--- RECORDED DATA ---
* BEGIN *
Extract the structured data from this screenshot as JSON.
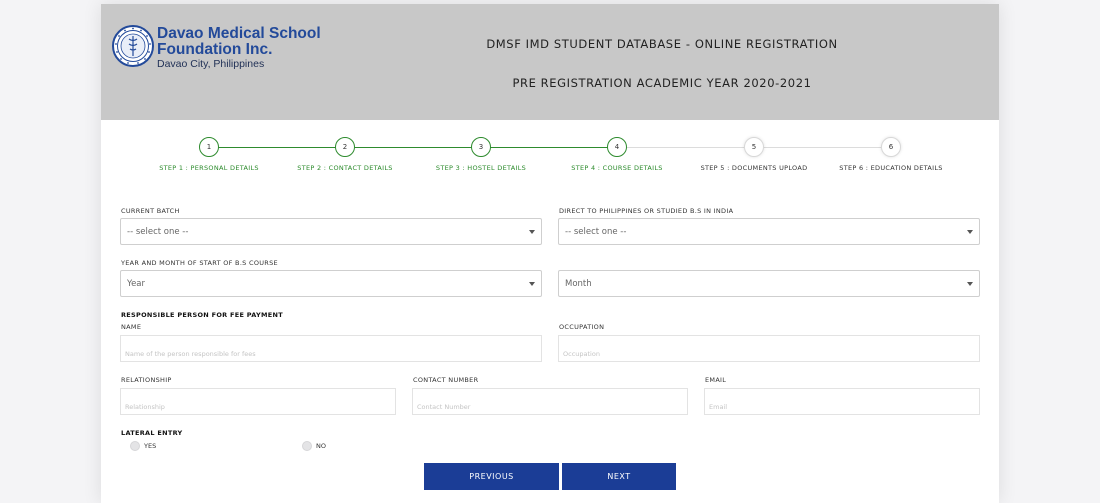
{
  "header": {
    "logo_line1": "Davao Medical School",
    "logo_line2": "Foundation Inc.",
    "logo_line3": "Davao City, Philippines",
    "title": "DMSF IMD STUDENT DATABASE - ONLINE REGISTRATION",
    "subtitle": "PRE REGISTRATION ACADEMIC YEAR 2020-2021"
  },
  "steps": [
    {
      "number": "1",
      "label": "STEP 1 : PERSONAL DETAILS",
      "state": "done"
    },
    {
      "number": "2",
      "label": "STEP 2 : CONTACT DETAILS",
      "state": "done"
    },
    {
      "number": "3",
      "label": "STEP 3 : HOSTEL DETAILS",
      "state": "done"
    },
    {
      "number": "4",
      "label": "STEP 4 : COURSE DETAILS",
      "state": "current"
    },
    {
      "number": "5",
      "label": "STEP 5 : DOCUMENTS UPLOAD",
      "state": "pending"
    },
    {
      "number": "6",
      "label": "STEP 6 : EDUCATION DETAILS",
      "state": "pending"
    }
  ],
  "form": {
    "current_batch_label": "CURRENT BATCH",
    "current_batch_value": "-- select one --",
    "direct_label": "DIRECT TO PHILIPPINES OR STUDIED B.S IN INDIA",
    "direct_value": "-- select one --",
    "year_month_label": "YEAR AND MONTH OF START OF B.S COURSE",
    "year_value": "Year",
    "month_value": "Month",
    "responsible_heading": "RESPONSIBLE PERSON FOR FEE PAYMENT",
    "name_label": "NAME",
    "name_placeholder": "Name of the person responsible for fees",
    "occupation_label": "OCCUPATION",
    "occupation_placeholder": "Occupation",
    "relationship_label": "RELATIONSHIP",
    "relationship_placeholder": "Relationship",
    "contact_label": "CONTACT NUMBER",
    "contact_placeholder": "Contact Number",
    "email_label": "EMAIL",
    "email_placeholder": "Email",
    "lateral_label": "LATERAL ENTRY",
    "yes_label": "YES",
    "no_label": "NO"
  },
  "buttons": {
    "previous": "PREVIOUS",
    "next": "NEXT"
  },
  "colors": {
    "header_bg": "#c8c8c8",
    "brand_blue": "#234a9a",
    "step_green": "#2e8b2e",
    "button_blue": "#1b3d96"
  }
}
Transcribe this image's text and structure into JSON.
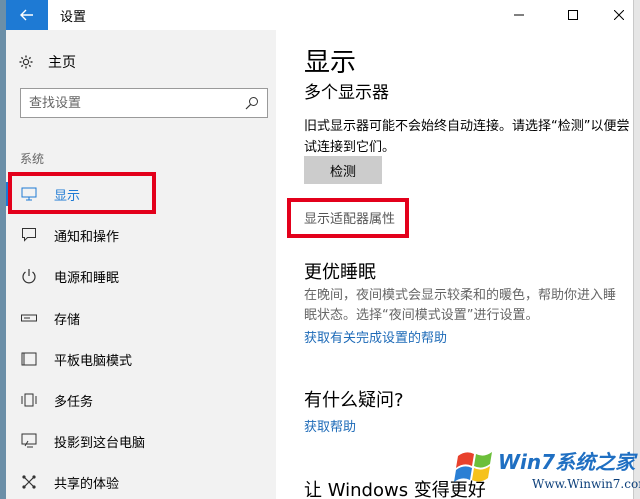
{
  "window": {
    "title": "设置"
  },
  "nav": {
    "home_label": "主页",
    "search_placeholder": "查找设置",
    "section_label": "系统",
    "items": [
      {
        "label": "显示",
        "icon": "monitor-icon",
        "active": true
      },
      {
        "label": "通知和操作",
        "icon": "message-icon"
      },
      {
        "label": "电源和睡眠",
        "icon": "power-icon"
      },
      {
        "label": "存储",
        "icon": "storage-icon"
      },
      {
        "label": "平板电脑模式",
        "icon": "tablet-icon"
      },
      {
        "label": "多任务",
        "icon": "multitask-icon"
      },
      {
        "label": "投影到这台电脑",
        "icon": "project-icon"
      },
      {
        "label": "共享的体验",
        "icon": "share-icon"
      }
    ]
  },
  "content": {
    "title": "显示",
    "subtitle": "多个显示器",
    "description": "旧式显示器可能不会始终自动连接。请选择“检测”以便尝试连接到它们。",
    "detect_button": "检测",
    "adapter_link": "显示适配器属性",
    "night_heading": "更优睡眠",
    "night_text": "在晚间，夜间模式会显示较柔和的暖色，帮助你进入睡眠状态。选择“夜间模式设置”进行设置。",
    "night_link": "获取有关完成设置的帮助",
    "question_heading": "有什么疑问?",
    "question_link": "获取帮助",
    "bottom_heading": "让 Windows 变得更好"
  },
  "watermark": {
    "title": "Win7系统之家",
    "url": "Www.Winwin7.com"
  },
  "colors": {
    "accent": "#1e7ad4",
    "highlight": "#e3001b"
  }
}
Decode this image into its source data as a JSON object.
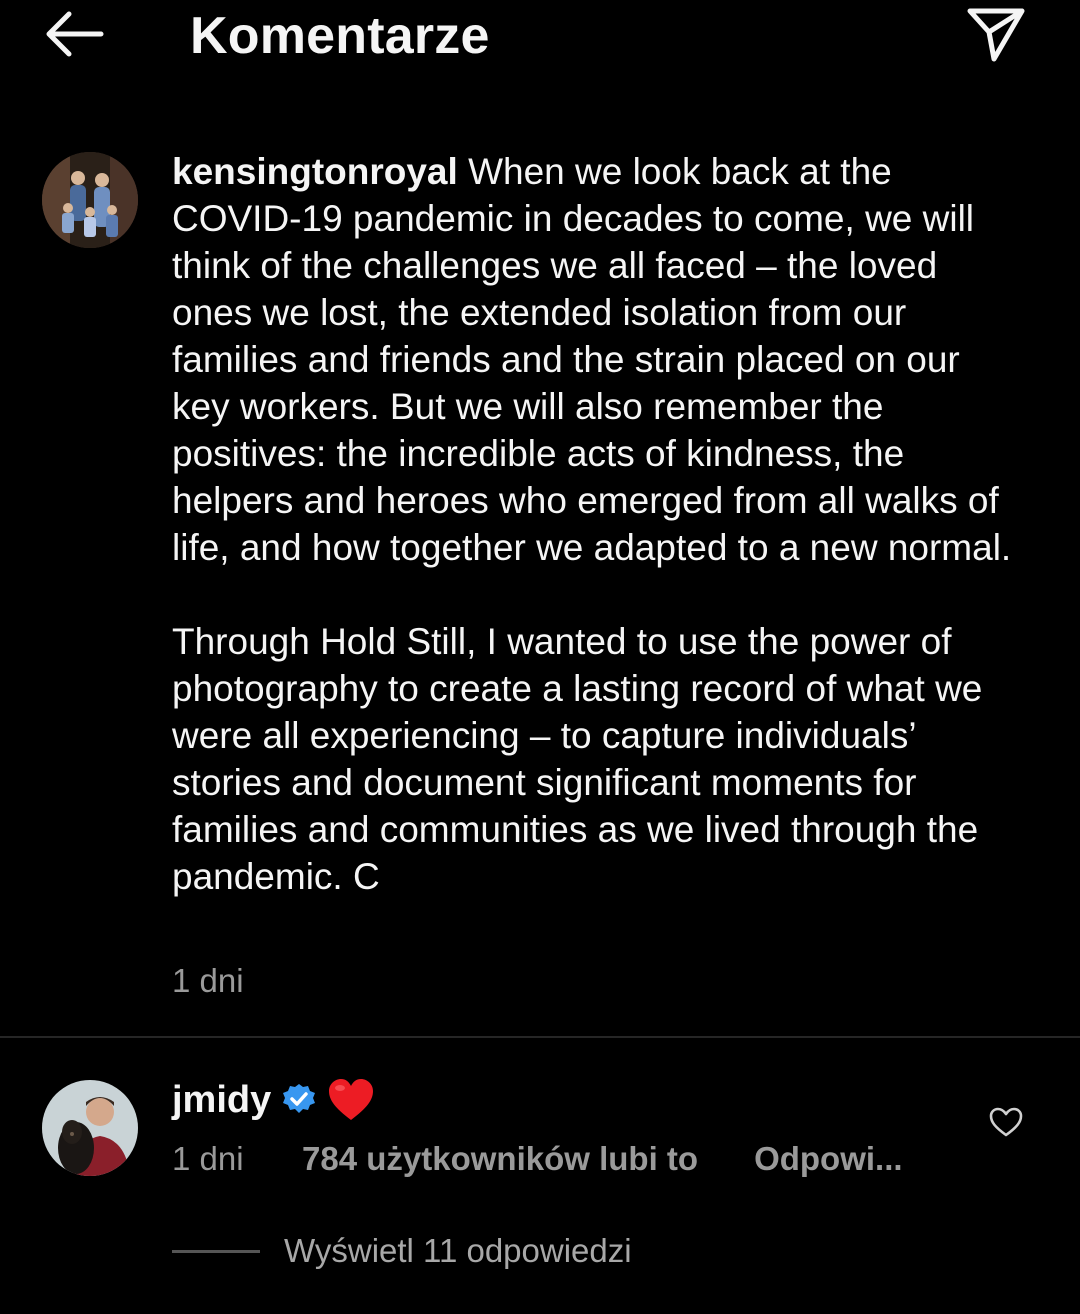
* END *
--- SHORT TASK ---
Make an exact copy of all the material, but keep the pictures out of it.

--- RESPONSE TO THIS TASK ---
Extract the structured data from this screenshot as JSON.
{
  "header": {
    "logo_line1": "Davao Medical School",
    "logo_line2": "Foundation Inc.",
    "logo_line3": "Davao City, Philippines",
    "title": "DMSF IMD STUDENT DATABASE - ONLINE REGISTRATION",
    "subtitle": "PRE REGISTRATION ACADEMIC YEAR 2020-2021"
  },
  "steps": [
    {
      "number": "1",
      "label": "STEP 1 : PERSONAL DETAILS",
      "state": "done"
    },
    {
      "number": "2",
      "label": "STEP 2 : CONTACT DETAILS",
      "state": "done"
    },
    {
      "number": "3",
      "label": "STEP 3 : HOSTEL DETAILS",
      "state": "done"
    },
    {
      "number": "4",
      "label": "STEP 4 : COURSE DETAILS",
      "state": "current"
    },
    {
      "number": "5",
      "label": "STEP 5 : DOCUMENTS UPLOAD",
      "state": "pending"
    },
    {
      "number": "6",
      "label": "STEP 6 : EDUCATION DETAILS",
      "state": "pending"
    }
  ],
  "form": {
    "current_batch_label": "CURRENT BATCH",
    "current_batch_value": "-- select one --",
    "direct_label": "DIRECT TO PHILIPPINES OR STUDIED B.S IN INDIA",
    "direct_value": "-- select one --",
    "year_month_label": "YEAR AND MONTH OF START OF B.S COURSE",
    "year_value": "Year",
    "month_value": "Month",
    "responsible_heading": "RESPONSIBLE PERSON FOR FEE PAYMENT",
    "name_label": "NAME",
    "name_placeholder": "Name of the person responsible for fees",
    "occupation_label": "OCCUPATION",
    "occupation_placeholder": "Occupation",
    "relationship_label": "RELATIONSHIP",
    "relationship_placeholder": "Relationship",
    "contact_label": "CONTACT NUMBER",
    "contact_placeholder": "Contact Number",
    "email_label": "EMAIL",
    "email_placeholder": "Email",
    "lateral_label": "LATERAL ENTRY",
    "yes_label": "YES",
    "no_label": "NO"
  },
  "buttons": {
    "previous": "PREVIOUS",
    "next": "NEXT"
  },
  "colors": {
    "header_bg": "#c8c8c8",
    "brand_blue": "#234a9a",
    "step_green": "#2e8b2e",
    "button_blue": "#1b3d96"
  }
}
Transcribe this image's text and structure into JSON.
{
  "window": {
    "title": "设置"
  },
  "nav": {
    "home_label": "主页",
    "search_placeholder": "查找设置",
    "section_label": "系统",
    "items": [
      {
        "label": "显示",
        "icon": "monitor-icon",
        "active": true
      },
      {
        "label": "通知和操作",
        "icon": "message-icon"
      },
      {
        "label": "电源和睡眠",
        "icon": "power-icon"
      },
      {
        "label": "存储",
        "icon": "storage-icon"
      },
      {
        "label": "平板电脑模式",
        "icon": "tablet-icon"
      },
      {
        "label": "多任务",
        "icon": "multitask-icon"
      },
      {
        "label": "投影到这台电脑",
        "icon": "project-icon"
      },
      {
        "label": "共享的体验",
        "icon": "share-icon"
      }
    ]
  },
  "content": {
    "title": "显示",
    "subtitle": "多个显示器",
    "description": "旧式显示器可能不会始终自动连接。请选择“检测”以便尝试连接到它们。",
    "detect_button": "检测",
    "adapter_link": "显示适配器属性",
    "night_heading": "更优睡眠",
    "night_text": "在晚间，夜间模式会显示较柔和的暖色，帮助你进入睡眠状态。选择“夜间模式设置”进行设置。",
    "night_link": "获取有关完成设置的帮助",
    "question_heading": "有什么疑问?",
    "question_link": "获取帮助",
    "bottom_heading": "让 Windows 变得更好"
  },
  "watermark": {
    "title": "Win7系统之家",
    "url": "Www.Winwin7.com"
  },
  "colors": {
    "accent": "#1e7ad4",
    "highlight": "#e3001b"
  }
}
Decode this image into its source data as a JSON object.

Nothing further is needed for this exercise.